List all the lines in these records that hold "JSON".
* START *
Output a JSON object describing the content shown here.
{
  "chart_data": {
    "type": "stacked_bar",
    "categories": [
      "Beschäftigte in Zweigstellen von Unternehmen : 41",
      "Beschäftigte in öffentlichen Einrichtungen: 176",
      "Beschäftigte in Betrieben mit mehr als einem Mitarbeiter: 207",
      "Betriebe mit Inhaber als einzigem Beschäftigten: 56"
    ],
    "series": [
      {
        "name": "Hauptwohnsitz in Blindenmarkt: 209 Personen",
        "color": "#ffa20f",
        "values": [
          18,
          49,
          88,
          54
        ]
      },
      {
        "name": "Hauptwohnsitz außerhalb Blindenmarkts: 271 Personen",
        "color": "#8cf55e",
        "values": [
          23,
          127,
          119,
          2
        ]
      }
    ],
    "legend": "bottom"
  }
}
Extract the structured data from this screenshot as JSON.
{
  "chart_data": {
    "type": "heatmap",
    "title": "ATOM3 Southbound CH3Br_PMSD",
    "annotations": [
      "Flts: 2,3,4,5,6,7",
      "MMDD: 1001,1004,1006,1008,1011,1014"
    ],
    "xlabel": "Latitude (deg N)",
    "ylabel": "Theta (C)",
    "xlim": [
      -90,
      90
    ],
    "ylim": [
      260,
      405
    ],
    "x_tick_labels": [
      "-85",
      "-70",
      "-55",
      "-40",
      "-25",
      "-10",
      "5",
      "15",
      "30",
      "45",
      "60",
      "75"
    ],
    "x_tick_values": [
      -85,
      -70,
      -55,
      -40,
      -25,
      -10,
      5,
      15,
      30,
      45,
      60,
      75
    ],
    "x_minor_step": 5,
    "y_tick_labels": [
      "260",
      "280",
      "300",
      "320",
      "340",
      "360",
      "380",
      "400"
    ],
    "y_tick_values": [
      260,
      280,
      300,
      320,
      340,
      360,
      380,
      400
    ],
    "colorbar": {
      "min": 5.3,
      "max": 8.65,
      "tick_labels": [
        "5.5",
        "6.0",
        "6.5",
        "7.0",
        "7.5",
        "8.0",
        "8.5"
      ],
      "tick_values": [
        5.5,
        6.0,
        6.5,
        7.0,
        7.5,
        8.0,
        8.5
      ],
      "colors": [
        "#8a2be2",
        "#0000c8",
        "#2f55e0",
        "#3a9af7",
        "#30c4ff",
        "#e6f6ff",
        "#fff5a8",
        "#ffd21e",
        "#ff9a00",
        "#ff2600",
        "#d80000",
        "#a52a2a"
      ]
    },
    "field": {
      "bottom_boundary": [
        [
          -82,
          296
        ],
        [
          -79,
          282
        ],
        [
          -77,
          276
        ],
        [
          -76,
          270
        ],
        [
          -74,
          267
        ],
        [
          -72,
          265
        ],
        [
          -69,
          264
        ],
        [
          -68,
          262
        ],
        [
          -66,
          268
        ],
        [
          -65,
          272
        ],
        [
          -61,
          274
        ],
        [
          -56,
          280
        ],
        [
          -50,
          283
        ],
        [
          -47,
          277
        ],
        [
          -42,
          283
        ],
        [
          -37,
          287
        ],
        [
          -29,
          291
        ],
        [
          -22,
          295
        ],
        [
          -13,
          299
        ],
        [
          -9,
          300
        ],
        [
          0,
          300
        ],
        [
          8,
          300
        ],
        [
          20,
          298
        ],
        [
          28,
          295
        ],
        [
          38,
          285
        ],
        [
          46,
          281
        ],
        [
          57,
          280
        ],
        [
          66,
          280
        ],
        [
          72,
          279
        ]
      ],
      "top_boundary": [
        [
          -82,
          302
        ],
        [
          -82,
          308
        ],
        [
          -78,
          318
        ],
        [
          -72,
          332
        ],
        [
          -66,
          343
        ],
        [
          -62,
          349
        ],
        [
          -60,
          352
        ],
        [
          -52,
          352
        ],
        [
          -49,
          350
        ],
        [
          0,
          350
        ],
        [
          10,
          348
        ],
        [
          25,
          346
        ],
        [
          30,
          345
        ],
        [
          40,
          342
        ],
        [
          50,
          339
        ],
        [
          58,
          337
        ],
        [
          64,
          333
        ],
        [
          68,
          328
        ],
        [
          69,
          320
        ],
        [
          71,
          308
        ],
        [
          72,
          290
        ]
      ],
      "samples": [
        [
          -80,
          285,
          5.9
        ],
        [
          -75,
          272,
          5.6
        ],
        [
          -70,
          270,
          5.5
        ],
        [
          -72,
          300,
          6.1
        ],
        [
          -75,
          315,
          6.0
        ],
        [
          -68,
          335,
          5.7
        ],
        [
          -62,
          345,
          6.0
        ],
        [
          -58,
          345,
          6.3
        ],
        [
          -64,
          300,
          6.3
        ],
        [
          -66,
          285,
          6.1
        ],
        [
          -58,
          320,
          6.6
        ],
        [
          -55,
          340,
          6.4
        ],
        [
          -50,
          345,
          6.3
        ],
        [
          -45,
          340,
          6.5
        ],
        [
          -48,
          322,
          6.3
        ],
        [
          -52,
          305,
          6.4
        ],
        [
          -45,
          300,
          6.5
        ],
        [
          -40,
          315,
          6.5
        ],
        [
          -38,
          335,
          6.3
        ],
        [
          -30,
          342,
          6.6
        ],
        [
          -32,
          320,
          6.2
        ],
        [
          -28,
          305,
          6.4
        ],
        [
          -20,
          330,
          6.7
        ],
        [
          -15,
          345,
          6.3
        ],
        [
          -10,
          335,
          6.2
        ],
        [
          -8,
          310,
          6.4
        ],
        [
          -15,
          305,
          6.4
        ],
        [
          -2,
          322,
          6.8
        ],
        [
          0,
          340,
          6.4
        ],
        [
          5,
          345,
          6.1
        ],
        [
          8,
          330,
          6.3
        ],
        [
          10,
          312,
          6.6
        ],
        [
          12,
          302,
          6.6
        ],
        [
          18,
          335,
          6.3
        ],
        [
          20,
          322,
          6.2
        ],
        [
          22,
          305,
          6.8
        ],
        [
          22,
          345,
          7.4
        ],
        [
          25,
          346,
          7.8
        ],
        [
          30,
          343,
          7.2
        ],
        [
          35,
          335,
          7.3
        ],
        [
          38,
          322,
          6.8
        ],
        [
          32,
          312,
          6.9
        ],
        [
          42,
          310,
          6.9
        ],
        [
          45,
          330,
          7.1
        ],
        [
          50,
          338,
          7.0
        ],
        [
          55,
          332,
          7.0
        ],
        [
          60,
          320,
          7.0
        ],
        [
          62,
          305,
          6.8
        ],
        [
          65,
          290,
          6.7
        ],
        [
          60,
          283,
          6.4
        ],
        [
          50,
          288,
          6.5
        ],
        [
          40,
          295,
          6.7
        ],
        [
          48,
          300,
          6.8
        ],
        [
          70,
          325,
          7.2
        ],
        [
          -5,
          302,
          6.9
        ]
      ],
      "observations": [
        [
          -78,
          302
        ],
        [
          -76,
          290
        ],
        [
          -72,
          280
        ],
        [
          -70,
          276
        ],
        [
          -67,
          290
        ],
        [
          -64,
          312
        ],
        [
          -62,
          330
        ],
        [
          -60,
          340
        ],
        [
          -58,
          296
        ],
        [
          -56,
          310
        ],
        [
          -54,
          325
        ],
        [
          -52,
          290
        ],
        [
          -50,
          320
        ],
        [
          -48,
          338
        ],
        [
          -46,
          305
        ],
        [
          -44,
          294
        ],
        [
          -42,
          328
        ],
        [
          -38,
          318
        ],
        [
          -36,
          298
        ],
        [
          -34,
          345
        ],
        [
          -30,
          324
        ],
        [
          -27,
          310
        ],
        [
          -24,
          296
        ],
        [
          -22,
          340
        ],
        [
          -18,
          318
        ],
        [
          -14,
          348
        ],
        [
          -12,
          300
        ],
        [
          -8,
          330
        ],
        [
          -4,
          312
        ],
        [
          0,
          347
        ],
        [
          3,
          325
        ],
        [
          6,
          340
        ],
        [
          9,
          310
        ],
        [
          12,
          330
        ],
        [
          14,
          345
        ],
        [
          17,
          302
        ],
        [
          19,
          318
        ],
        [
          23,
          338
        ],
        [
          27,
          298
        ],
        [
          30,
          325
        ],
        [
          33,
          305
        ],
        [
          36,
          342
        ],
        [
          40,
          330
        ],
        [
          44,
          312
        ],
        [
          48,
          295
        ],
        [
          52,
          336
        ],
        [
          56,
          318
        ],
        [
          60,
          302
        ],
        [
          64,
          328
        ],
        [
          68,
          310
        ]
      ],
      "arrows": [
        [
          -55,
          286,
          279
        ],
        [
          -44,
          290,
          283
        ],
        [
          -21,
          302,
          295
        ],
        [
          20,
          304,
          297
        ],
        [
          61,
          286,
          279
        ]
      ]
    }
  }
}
* END *
### SOLUTION TO THE EXERCISE
Output a JSON object describing the content shown here.
Extract the structured data from this screenshot as JSON.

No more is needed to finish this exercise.